[Entries from a dataset]
BEGIN

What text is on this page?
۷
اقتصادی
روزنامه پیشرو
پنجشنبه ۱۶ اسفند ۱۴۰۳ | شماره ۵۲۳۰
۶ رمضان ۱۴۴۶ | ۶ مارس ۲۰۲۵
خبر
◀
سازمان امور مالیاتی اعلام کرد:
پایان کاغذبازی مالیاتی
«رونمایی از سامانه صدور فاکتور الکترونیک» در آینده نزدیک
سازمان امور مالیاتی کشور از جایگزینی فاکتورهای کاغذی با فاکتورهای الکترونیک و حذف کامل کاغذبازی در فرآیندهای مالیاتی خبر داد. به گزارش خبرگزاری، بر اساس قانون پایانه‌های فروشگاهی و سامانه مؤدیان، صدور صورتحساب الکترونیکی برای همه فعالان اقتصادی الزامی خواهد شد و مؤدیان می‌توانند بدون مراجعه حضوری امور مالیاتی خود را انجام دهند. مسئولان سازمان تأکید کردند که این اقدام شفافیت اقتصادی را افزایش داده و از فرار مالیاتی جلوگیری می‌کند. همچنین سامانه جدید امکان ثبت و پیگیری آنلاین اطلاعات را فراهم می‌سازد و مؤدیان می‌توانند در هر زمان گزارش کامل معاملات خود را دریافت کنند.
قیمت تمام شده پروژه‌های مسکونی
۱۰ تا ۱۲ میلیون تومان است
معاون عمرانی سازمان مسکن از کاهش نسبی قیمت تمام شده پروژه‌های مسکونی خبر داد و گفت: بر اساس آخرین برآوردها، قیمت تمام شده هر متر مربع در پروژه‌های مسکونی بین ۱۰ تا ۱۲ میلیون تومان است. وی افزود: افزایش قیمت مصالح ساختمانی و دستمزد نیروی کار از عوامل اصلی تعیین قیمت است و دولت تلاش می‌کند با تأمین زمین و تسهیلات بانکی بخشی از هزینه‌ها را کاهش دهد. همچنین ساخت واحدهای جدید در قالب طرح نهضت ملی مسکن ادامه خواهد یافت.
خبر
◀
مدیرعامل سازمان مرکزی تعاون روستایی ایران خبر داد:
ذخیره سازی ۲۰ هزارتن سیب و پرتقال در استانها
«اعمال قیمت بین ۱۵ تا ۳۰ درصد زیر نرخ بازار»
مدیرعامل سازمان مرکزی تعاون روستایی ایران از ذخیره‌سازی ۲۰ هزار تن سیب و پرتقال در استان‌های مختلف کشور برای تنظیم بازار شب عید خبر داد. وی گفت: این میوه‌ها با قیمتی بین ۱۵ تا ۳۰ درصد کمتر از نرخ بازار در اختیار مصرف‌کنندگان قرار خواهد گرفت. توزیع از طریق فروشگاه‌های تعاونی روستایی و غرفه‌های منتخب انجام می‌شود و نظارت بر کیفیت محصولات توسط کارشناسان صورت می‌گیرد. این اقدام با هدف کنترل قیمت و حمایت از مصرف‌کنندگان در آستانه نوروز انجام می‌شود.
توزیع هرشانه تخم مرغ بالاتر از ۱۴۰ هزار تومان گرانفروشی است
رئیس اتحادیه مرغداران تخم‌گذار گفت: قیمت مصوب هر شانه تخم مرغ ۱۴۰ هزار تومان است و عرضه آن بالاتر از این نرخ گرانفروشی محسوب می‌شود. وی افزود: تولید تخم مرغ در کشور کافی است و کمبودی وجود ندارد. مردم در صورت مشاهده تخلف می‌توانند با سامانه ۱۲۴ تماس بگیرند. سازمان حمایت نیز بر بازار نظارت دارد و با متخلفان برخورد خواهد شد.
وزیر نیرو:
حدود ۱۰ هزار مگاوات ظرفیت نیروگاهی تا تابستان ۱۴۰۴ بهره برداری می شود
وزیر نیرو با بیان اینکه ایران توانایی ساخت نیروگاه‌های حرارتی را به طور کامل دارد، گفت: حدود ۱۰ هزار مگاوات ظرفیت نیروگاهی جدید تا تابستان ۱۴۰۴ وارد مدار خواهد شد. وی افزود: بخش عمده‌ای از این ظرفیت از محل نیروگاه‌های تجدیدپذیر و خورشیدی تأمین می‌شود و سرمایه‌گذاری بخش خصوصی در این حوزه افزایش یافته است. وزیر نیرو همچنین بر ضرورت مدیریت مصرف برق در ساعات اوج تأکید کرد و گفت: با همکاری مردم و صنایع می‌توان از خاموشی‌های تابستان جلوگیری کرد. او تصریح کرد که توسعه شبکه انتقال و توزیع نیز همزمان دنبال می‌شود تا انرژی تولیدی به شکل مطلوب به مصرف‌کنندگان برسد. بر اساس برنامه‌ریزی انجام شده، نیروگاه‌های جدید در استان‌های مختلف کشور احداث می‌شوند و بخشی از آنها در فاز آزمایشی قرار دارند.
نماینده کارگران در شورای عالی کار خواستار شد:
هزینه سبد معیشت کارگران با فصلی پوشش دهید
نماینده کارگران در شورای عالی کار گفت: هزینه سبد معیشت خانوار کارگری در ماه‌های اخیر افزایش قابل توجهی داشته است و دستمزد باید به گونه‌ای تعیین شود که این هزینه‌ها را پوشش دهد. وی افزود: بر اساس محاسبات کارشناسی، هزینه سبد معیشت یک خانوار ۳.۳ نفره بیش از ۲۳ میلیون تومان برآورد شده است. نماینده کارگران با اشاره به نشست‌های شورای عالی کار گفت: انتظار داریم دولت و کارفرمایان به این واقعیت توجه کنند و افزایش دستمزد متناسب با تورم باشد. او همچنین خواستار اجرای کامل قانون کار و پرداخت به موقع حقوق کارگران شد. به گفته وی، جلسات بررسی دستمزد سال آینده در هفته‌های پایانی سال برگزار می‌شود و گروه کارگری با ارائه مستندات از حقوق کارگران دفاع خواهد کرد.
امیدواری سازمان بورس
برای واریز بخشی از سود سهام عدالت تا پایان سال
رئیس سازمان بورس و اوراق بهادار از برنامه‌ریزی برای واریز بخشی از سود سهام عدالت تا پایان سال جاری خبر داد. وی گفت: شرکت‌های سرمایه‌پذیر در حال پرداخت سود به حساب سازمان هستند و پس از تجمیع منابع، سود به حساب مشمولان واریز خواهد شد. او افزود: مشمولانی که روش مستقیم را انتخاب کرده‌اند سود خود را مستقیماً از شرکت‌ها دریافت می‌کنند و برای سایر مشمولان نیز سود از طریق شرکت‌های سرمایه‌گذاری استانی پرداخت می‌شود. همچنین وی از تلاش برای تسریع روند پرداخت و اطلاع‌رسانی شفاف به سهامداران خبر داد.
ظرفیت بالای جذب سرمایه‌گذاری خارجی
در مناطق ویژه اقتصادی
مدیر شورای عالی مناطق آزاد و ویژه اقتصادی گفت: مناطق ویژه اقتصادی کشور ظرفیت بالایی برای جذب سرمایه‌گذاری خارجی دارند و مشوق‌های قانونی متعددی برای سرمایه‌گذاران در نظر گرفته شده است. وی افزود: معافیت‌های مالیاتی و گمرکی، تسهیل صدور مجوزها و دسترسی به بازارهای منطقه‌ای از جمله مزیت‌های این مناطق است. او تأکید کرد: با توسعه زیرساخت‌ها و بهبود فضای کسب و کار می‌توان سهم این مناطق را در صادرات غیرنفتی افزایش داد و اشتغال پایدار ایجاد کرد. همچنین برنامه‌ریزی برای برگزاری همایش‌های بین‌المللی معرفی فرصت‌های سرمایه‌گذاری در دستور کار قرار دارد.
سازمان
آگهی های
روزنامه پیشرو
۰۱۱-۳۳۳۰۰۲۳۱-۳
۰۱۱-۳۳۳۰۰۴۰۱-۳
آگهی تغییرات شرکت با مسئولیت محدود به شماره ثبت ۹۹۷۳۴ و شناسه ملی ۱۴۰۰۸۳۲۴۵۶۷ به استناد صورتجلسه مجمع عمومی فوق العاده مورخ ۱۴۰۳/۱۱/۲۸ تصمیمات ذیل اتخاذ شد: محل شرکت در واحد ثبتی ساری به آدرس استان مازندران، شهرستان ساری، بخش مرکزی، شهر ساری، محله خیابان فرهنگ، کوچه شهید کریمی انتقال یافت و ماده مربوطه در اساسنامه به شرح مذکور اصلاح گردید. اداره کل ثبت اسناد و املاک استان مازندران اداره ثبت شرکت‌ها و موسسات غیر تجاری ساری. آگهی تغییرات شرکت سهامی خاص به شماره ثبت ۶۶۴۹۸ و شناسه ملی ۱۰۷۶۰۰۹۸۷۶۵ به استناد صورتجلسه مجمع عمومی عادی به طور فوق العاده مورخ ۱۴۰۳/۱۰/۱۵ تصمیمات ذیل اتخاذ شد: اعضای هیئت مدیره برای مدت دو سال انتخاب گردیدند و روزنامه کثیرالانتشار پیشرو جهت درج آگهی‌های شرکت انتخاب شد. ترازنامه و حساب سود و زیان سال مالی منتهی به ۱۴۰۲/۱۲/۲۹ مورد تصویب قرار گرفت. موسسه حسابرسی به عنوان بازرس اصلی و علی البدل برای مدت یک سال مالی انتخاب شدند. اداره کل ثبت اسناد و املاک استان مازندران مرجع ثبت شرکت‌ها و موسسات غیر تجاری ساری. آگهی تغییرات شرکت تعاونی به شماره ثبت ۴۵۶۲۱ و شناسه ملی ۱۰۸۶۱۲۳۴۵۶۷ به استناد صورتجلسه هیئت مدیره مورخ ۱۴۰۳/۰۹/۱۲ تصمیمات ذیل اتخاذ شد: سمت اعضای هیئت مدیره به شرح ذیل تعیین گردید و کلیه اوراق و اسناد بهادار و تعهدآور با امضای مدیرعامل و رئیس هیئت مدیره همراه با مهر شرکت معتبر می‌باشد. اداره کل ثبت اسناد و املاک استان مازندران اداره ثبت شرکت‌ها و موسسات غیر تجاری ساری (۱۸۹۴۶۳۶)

END
BEGIN

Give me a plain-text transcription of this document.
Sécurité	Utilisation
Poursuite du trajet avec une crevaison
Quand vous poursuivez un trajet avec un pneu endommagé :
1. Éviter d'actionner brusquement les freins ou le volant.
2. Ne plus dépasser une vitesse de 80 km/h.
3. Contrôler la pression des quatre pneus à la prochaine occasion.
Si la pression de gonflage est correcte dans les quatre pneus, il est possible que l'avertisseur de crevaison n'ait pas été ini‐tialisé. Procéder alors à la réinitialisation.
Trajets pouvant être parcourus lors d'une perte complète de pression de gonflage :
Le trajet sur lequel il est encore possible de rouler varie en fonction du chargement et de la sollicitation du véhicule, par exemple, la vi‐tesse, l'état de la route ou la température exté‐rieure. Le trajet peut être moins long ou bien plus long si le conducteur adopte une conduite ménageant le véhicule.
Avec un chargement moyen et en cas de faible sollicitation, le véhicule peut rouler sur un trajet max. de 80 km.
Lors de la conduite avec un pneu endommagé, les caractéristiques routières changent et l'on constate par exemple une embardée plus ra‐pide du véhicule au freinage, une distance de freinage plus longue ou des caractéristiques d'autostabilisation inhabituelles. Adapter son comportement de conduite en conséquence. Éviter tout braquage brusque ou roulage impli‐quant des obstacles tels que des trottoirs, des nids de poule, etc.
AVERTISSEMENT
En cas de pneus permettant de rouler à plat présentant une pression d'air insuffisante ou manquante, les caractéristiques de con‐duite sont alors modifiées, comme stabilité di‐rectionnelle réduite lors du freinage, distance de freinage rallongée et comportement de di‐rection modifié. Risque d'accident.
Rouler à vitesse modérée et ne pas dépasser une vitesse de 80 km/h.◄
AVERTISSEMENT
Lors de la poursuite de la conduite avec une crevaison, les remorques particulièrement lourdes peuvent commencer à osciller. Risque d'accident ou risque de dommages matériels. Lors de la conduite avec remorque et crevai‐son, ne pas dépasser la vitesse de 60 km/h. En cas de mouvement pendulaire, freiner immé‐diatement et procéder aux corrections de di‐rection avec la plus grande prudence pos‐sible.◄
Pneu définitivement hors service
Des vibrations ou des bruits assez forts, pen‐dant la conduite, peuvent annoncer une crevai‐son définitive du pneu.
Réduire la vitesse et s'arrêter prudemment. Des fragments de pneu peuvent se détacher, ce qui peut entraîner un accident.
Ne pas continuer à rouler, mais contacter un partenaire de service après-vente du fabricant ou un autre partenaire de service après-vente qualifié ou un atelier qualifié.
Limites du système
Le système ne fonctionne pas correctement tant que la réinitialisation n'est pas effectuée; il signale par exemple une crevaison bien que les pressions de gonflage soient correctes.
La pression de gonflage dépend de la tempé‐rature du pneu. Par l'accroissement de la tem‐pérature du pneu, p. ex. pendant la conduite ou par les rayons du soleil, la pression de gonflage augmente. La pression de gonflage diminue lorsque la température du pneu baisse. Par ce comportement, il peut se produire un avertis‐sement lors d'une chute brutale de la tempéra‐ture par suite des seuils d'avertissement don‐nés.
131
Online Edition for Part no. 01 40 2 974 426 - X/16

END

> Written exercise
Scan the material above. Extract every line in which the word "text" occurs.

> Written response
What text is on this page?
Give me a plain-text transcription of this document.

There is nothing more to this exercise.